- PROBLEM TO WORK ON: Output only the lines that run from the line holding "Output a JSON" to the end of the data below, including both ends, without any pictures.

- DATA TO PROCESS:
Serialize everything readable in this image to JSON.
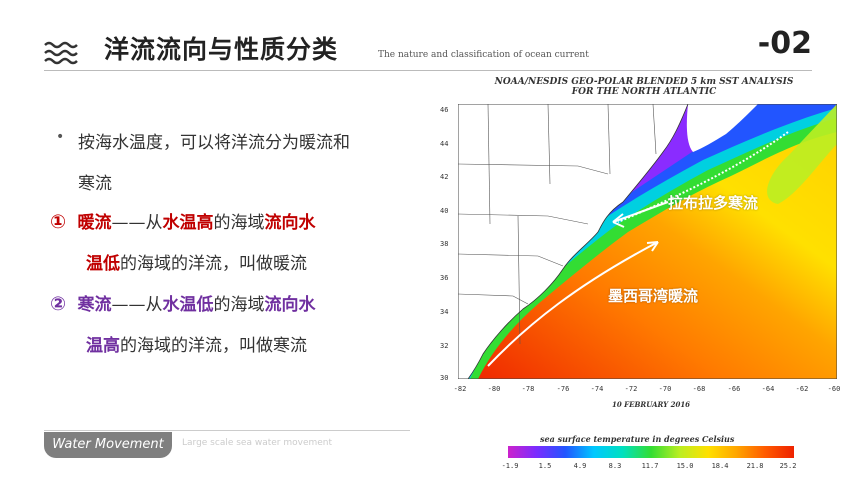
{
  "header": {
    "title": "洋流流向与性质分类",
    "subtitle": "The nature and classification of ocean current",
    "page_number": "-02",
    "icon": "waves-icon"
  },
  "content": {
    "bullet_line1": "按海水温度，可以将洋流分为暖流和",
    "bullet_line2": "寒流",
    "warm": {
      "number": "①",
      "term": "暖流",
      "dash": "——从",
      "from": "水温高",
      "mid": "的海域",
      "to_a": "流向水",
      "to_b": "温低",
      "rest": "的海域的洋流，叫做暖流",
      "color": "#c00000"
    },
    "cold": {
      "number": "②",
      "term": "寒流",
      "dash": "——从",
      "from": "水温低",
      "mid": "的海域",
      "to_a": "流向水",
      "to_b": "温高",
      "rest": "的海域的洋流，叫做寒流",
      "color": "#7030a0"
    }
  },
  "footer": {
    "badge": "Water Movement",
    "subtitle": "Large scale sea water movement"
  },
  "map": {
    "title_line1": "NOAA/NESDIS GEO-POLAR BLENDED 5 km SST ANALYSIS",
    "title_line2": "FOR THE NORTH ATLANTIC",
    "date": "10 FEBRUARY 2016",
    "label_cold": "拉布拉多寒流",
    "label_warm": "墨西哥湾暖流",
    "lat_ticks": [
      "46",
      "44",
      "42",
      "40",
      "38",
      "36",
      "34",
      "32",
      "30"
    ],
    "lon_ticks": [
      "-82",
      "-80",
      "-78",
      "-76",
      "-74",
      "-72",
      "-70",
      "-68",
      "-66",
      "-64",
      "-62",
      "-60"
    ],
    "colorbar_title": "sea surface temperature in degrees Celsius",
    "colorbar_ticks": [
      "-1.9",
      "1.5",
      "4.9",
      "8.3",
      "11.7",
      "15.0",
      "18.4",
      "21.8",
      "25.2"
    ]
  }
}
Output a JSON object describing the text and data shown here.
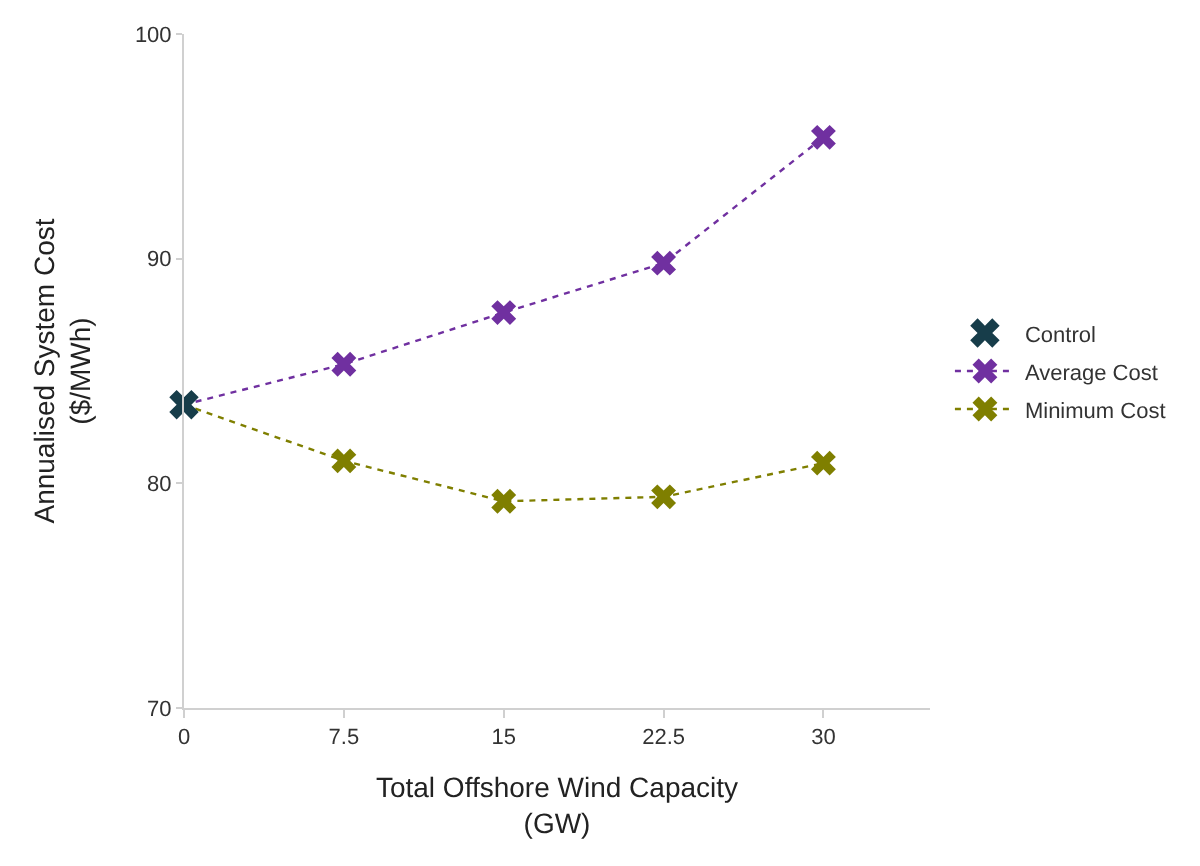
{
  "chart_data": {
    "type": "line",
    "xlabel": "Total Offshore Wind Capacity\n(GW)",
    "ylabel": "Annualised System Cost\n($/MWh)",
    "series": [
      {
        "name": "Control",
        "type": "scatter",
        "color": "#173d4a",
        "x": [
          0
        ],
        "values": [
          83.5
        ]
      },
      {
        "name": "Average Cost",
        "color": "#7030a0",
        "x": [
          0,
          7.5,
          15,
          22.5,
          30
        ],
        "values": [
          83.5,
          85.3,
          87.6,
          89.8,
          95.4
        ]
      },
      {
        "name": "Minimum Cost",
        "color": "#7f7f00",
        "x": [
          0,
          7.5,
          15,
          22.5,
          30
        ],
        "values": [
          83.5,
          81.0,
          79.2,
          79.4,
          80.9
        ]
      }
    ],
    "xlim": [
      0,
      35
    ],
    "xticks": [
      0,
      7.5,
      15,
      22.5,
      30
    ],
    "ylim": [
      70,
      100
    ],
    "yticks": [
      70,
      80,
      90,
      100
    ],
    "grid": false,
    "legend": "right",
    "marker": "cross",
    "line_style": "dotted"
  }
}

- FINAL RESULT:
Output a JSON object describing the text and data shown here.
{
  "chart_data": {
    "type": "line",
    "xlabel": "Total Offshore Wind Capacity\n(GW)",
    "ylabel": "Annualised System Cost\n($/MWh)",
    "series": [
      {
        "name": "Control",
        "type": "scatter",
        "color": "#173d4a",
        "x": [
          0
        ],
        "values": [
          83.5
        ]
      },
      {
        "name": "Average Cost",
        "color": "#7030a0",
        "x": [
          0,
          7.5,
          15,
          22.5,
          30
        ],
        "values": [
          83.5,
          85.3,
          87.6,
          89.8,
          95.4
        ]
      },
      {
        "name": "Minimum Cost",
        "color": "#7f7f00",
        "x": [
          0,
          7.5,
          15,
          22.5,
          30
        ],
        "values": [
          83.5,
          81.0,
          79.2,
          79.4,
          80.9
        ]
      }
    ],
    "xlim": [
      0,
      35
    ],
    "xticks": [
      0,
      7.5,
      15,
      22.5,
      30
    ],
    "ylim": [
      70,
      100
    ],
    "yticks": [
      70,
      80,
      90,
      100
    ],
    "grid": false,
    "legend": "right",
    "marker": "cross",
    "line_style": "dotted"
  }
}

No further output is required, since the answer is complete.